Every line of the data must be copied exactly.

* _Input data_:

>>>>>

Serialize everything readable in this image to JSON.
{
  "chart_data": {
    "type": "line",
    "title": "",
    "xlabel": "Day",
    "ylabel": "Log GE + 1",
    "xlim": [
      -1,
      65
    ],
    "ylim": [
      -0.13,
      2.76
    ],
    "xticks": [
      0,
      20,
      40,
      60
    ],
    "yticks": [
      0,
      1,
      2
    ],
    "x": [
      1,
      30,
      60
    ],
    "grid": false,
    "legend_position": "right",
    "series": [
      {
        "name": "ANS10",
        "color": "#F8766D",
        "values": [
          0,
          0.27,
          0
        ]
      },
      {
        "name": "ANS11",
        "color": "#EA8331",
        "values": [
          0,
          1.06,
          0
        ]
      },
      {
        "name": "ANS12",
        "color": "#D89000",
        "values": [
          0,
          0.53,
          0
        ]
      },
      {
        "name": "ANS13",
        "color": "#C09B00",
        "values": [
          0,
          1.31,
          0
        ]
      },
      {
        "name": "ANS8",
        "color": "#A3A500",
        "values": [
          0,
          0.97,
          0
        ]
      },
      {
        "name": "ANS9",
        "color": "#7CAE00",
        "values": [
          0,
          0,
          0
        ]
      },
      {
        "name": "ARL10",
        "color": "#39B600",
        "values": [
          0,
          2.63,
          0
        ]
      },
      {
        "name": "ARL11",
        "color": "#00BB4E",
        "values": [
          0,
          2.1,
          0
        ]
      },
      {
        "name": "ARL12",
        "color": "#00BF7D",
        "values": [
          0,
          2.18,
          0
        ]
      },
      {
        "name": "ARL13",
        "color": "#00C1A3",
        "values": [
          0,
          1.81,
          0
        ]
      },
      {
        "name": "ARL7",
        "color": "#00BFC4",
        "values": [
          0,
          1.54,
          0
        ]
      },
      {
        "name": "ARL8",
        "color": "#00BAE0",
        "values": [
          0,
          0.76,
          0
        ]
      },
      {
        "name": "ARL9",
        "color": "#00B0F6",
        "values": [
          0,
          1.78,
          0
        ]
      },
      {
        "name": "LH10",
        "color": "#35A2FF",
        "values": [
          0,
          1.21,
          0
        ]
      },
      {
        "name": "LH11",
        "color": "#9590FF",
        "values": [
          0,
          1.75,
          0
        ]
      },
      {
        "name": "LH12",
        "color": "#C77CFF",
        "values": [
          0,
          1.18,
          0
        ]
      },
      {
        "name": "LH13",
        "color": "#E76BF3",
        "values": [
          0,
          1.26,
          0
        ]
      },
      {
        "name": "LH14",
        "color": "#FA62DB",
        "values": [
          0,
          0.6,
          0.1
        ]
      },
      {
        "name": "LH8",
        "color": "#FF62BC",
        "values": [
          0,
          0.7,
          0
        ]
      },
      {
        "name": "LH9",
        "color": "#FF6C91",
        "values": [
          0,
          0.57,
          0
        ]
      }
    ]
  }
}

<<<<<

* _Response_:
Serialize everything readable in this image to JSON.
{
  "chart_data": {
    "type": "line",
    "title": "",
    "xlabel": "Day",
    "ylabel": "Log GE + 1",
    "xlim": [
      -1,
      65
    ],
    "ylim": [
      -0.13,
      2.76
    ],
    "xticks": [
      0,
      20,
      40,
      60
    ],
    "yticks": [
      0,
      1,
      2
    ],
    "x": [
      1,
      30,
      60
    ],
    "grid": false,
    "legend_position": "right",
    "series": [
      {
        "name": "ANS10",
        "color": "#F8766D",
        "values": [
          0,
          0.27,
          0
        ]
      },
      {
        "name": "ANS11",
        "color": "#EA8331",
        "values": [
          0,
          1.06,
          0
        ]
      },
      {
        "name": "ANS12",
        "color": "#D89000",
        "values": [
          0,
          0.53,
          0
        ]
      },
      {
        "name": "ANS13",
        "color": "#C09B00",
        "values": [
          0,
          1.31,
          0
        ]
      },
      {
        "name": "ANS8",
        "color": "#A3A500",
        "values": [
          0,
          0.97,
          0
        ]
      },
      {
        "name": "ANS9",
        "color": "#7CAE00",
        "values": [
          0,
          0,
          0
        ]
      },
      {
        "name": "ARL10",
        "color": "#39B600",
        "values": [
          0,
          2.63,
          0
        ]
      },
      {
        "name": "ARL11",
        "color": "#00BB4E",
        "values": [
          0,
          2.1,
          0
        ]
      },
      {
        "name": "ARL12",
        "color": "#00BF7D",
        "values": [
          0,
          2.18,
          0
        ]
      },
      {
        "name": "ARL13",
        "color": "#00C1A3",
        "values": [
          0,
          1.81,
          0
        ]
      },
      {
        "name": "ARL7",
        "color": "#00BFC4",
        "values": [
          0,
          1.54,
          0
        ]
      },
      {
        "name": "ARL8",
        "color": "#00BAE0",
        "values": [
          0,
          0.76,
          0
        ]
      },
      {
        "name": "ARL9",
        "color": "#00B0F6",
        "values": [
          0,
          1.78,
          0
        ]
      },
      {
        "name": "LH10",
        "color": "#35A2FF",
        "values": [
          0,
          1.21,
          0
        ]
      },
      {
        "name": "LH11",
        "color": "#9590FF",
        "values": [
          0,
          1.75,
          0
        ]
      },
      {
        "name": "LH12",
        "color": "#C77CFF",
        "values": [
          0,
          1.18,
          0
        ]
      },
      {
        "name": "LH13",
        "color": "#E76BF3",
        "values": [
          0,
          1.26,
          0
        ]
      },
      {
        "name": "LH14",
        "color": "#FA62DB",
        "values": [
          0,
          0.6,
          0.1
        ]
      },
      {
        "name": "LH8",
        "color": "#FF62BC",
        "values": [
          0,
          0.7,
          0
        ]
      },
      {
        "name": "LH9",
        "color": "#FF6C91",
        "values": [
          0,
          0.57,
          0
        ]
      }
    ]
  }
}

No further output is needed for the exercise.